#### ZIEL DER AUFGABE
Gib den Abschnitt, der mit der Zeile mit „Patent image size: (956, 613).“ beginnt und mit der Zeile mit „The detail view circle 4A is at (193, 118).“ endet, beide eingeschlossen, als Markdown-Tabelle mit den Spalten „Nummer“ und „Zeile“ wieder. Leerzeilen lässt du weg.
-------- MATERIAL ZUR AUFGABE --------
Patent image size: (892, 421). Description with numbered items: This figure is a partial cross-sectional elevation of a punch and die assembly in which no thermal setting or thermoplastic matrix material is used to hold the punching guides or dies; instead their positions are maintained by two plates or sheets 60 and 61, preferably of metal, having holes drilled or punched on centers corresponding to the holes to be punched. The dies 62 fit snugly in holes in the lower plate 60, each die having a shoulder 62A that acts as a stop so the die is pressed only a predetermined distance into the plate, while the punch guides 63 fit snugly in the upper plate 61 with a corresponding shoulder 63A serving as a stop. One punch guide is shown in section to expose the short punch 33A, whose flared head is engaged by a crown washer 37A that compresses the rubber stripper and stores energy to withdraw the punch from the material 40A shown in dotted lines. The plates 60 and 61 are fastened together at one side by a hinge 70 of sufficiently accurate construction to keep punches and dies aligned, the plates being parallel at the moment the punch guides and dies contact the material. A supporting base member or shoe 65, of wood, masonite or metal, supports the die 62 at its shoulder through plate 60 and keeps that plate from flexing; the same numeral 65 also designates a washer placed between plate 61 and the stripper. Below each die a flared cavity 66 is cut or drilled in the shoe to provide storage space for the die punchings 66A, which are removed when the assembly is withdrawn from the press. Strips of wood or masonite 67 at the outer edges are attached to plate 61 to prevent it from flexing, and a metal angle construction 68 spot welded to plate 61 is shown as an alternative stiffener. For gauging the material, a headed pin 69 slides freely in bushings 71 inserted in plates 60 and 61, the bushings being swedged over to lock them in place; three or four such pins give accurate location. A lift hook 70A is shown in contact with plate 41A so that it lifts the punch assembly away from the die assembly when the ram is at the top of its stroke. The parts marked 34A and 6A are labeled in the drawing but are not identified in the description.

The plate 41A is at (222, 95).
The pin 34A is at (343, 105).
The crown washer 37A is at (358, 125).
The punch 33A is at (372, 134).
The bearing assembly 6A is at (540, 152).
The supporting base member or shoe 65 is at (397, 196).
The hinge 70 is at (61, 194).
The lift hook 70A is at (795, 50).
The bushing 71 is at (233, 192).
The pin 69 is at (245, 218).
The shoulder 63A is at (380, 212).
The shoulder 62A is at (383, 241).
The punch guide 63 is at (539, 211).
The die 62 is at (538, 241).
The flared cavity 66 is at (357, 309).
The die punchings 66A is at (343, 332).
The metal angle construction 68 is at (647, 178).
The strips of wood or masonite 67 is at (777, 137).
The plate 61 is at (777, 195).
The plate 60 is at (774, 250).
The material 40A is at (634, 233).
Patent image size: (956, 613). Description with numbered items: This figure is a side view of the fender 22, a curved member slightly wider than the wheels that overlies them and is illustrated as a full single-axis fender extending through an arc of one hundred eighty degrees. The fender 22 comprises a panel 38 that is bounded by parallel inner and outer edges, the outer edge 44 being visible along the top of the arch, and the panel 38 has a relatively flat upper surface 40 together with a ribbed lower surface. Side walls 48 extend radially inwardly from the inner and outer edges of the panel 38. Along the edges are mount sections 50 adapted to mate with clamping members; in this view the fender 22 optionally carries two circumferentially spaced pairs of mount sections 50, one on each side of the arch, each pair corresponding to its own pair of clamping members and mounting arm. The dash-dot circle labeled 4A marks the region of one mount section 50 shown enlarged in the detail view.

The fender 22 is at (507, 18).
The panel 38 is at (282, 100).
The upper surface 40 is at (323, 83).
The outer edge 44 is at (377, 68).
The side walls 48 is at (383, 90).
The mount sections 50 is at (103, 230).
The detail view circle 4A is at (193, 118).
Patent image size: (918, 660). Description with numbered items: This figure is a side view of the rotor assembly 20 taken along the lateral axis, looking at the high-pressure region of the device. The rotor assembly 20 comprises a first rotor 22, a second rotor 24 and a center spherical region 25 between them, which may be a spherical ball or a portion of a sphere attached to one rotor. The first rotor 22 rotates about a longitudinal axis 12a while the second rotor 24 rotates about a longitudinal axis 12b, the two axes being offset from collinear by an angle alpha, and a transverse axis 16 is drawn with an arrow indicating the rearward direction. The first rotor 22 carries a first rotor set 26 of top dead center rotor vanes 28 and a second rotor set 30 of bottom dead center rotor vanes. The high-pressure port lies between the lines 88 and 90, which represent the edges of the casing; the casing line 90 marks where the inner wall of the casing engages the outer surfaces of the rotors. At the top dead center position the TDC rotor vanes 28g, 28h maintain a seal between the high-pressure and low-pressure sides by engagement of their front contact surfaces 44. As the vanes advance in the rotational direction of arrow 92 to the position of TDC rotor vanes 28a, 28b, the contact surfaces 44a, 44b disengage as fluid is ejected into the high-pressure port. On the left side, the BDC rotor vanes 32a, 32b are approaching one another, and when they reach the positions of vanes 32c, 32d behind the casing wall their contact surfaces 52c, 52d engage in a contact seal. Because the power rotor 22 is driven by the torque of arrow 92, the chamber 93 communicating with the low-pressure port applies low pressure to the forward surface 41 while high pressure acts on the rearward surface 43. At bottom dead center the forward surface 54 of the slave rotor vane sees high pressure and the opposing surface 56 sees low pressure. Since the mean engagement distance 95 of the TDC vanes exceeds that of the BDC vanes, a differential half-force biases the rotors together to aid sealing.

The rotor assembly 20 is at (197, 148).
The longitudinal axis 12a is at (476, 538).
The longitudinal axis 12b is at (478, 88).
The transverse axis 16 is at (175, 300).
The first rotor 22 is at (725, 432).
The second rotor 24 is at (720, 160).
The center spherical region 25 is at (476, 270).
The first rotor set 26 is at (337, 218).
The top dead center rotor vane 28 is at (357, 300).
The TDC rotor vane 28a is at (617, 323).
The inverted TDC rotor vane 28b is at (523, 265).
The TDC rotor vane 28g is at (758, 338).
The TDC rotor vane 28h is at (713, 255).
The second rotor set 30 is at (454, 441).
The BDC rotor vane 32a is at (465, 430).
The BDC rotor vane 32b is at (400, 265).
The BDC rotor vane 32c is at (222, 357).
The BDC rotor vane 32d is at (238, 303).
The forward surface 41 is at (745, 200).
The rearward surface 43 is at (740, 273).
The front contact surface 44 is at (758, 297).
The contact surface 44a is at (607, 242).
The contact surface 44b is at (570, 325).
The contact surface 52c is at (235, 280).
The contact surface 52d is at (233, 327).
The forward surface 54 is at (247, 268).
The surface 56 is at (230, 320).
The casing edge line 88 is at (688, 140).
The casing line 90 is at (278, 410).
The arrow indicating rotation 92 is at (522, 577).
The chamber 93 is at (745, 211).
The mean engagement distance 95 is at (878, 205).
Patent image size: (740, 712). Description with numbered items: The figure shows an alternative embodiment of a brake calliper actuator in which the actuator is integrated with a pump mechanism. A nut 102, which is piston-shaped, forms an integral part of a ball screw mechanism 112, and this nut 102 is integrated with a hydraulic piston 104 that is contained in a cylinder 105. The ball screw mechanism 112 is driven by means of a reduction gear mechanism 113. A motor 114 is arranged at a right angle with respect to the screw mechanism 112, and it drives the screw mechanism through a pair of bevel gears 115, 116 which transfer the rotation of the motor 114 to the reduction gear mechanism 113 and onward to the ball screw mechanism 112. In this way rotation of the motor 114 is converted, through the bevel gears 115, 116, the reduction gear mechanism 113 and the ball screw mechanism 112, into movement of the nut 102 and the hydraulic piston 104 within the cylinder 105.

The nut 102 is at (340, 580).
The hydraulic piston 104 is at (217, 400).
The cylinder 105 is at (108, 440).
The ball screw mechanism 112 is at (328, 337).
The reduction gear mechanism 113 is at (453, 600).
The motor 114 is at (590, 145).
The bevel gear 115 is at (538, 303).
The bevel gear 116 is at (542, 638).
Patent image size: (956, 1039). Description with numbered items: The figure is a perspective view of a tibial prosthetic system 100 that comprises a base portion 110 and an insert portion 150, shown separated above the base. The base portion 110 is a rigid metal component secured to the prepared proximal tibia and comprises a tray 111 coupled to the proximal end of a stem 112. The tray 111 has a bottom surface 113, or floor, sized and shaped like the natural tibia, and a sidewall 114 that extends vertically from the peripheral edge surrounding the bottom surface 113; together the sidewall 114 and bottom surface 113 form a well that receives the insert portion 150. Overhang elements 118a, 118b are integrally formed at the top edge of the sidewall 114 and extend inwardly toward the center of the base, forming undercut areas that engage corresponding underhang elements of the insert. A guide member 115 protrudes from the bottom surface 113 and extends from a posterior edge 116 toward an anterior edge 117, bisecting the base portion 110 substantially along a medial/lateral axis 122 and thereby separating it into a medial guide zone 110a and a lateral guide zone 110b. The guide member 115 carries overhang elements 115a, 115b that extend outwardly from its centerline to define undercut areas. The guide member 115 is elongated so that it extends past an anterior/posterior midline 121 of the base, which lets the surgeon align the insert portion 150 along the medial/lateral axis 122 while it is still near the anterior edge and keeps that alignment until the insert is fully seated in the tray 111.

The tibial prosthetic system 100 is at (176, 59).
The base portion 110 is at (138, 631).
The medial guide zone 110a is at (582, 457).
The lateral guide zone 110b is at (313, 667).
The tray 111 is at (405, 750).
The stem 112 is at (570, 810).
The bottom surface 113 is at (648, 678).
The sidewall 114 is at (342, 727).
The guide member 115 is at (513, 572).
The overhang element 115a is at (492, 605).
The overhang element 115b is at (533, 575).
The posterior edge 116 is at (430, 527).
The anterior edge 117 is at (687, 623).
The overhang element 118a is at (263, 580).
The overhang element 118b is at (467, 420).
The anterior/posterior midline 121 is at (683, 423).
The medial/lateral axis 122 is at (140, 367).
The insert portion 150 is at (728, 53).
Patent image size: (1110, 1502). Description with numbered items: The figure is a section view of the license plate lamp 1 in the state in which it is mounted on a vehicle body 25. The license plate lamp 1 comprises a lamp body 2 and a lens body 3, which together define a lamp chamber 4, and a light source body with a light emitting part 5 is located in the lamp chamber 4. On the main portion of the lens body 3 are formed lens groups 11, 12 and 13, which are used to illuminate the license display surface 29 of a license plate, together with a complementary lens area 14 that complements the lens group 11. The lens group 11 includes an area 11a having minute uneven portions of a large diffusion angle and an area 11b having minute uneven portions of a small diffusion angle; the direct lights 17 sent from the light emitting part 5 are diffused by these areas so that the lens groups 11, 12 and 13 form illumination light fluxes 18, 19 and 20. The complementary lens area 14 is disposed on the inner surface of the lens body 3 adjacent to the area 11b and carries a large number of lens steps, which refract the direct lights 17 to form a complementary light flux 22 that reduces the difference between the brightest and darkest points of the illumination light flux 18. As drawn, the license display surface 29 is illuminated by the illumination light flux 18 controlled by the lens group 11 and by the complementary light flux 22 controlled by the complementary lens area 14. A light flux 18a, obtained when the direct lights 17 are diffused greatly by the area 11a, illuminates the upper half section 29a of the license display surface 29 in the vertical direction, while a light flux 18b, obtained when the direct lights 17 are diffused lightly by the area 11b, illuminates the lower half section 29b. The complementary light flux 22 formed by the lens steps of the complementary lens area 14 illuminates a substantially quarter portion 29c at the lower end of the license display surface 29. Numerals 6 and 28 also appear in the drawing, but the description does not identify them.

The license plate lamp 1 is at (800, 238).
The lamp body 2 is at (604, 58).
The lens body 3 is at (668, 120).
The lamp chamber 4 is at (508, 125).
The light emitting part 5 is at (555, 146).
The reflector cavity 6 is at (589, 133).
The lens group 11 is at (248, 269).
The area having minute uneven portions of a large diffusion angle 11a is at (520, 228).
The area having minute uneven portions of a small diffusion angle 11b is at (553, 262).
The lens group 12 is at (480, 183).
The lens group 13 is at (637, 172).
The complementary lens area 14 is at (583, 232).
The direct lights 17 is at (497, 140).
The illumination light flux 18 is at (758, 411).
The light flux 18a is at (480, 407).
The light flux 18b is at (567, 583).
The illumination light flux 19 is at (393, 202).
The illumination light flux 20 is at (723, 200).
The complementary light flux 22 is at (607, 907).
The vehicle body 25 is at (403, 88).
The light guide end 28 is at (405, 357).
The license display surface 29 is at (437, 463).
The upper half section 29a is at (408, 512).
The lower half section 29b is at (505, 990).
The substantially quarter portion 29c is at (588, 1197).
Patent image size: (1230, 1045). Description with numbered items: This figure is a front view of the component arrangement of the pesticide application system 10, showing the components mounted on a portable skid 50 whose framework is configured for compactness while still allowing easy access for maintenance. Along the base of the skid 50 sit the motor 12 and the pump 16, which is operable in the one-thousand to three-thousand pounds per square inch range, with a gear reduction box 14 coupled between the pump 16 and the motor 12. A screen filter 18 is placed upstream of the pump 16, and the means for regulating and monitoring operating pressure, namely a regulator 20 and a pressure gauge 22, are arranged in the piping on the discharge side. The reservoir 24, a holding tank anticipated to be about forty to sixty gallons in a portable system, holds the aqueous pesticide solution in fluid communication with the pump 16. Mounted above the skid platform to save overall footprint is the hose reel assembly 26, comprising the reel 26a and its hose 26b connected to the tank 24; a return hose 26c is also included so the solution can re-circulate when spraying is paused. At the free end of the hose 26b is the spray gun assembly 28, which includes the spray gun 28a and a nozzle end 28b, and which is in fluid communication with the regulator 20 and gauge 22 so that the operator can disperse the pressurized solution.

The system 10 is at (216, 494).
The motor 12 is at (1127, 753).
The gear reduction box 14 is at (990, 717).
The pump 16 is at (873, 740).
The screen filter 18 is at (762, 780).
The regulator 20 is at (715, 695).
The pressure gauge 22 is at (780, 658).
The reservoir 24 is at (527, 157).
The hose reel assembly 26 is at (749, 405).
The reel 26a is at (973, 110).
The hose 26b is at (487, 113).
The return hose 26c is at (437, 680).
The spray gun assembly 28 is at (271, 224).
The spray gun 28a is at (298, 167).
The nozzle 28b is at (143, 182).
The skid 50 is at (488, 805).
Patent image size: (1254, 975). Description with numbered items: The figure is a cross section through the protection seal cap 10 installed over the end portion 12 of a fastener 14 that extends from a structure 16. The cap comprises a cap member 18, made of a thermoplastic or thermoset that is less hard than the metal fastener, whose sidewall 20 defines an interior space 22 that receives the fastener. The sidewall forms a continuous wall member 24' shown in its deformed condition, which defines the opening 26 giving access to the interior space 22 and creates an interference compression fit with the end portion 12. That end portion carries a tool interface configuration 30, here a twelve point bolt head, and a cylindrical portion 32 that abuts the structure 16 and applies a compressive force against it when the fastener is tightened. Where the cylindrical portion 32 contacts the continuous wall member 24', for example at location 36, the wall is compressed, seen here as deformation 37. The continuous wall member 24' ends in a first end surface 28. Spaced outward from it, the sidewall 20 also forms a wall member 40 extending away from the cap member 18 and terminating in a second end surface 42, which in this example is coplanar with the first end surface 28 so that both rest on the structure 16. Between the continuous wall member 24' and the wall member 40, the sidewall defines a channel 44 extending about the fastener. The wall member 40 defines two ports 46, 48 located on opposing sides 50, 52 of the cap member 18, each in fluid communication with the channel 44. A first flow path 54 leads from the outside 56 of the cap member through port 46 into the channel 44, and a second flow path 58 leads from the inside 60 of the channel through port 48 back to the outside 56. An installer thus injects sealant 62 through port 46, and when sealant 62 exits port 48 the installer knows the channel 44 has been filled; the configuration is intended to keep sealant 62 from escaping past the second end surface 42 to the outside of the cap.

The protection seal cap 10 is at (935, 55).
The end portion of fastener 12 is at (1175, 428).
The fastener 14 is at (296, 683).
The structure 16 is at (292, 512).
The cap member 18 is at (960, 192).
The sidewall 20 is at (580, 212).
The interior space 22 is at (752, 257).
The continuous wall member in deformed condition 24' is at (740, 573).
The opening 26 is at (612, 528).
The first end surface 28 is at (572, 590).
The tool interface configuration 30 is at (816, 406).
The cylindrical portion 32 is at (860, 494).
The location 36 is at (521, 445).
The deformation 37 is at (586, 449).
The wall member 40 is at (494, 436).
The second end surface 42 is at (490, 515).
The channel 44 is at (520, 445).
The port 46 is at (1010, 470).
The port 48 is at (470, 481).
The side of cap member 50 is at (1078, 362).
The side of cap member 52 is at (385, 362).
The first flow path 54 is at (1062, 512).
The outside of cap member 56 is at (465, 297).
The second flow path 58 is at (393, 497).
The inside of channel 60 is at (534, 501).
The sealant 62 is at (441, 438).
--------
#### LÖSUNG
| Nummer | Zeile |
|---|---|
| 1 | Patent image size: (956, 613). Description with numbered items: This figure is a side view of the fender 22, a curved member slightly wider than the wheels that overlies them and is illustrated as a full single-axis fender extending through an arc of one hundred eighty degrees. The fender 22 comprises a panel 38 that is bounded by parallel inner and outer edges, the outer edge 44 being visible along the top of the arch, and the panel 38 has a relatively flat upper surface 40 together with a ribbed lower surface. Side walls 48 extend radially inwardly from the inner and outer edges of the panel 38. Along the edges are mount sections 50 adapted to mate with clamping members; in this view the fender 22 optionally carries two circumferentially spaced pairs of mount sections 50, one on each side of the arch, each pair corresponding to its own pair of clamping members and mounting arm. The dash-dot circle labeled 4A marks the region of one mount section 50 shown enlarged in the detail view. |
| 2 | The fender 22 is at (507, 18). |
| 3 | The panel 38 is at (282, 100). |
| 4 | The upper surface 40 is at (323, 83). |
| 5 | The outer edge 44 is at (377, 68). |
| 6 | The side walls 48 is at (383, 90). |
| 7 | The mount sections 50 is at (103, 230). |
| 8 | The detail view circle 4A is at (193, 118). |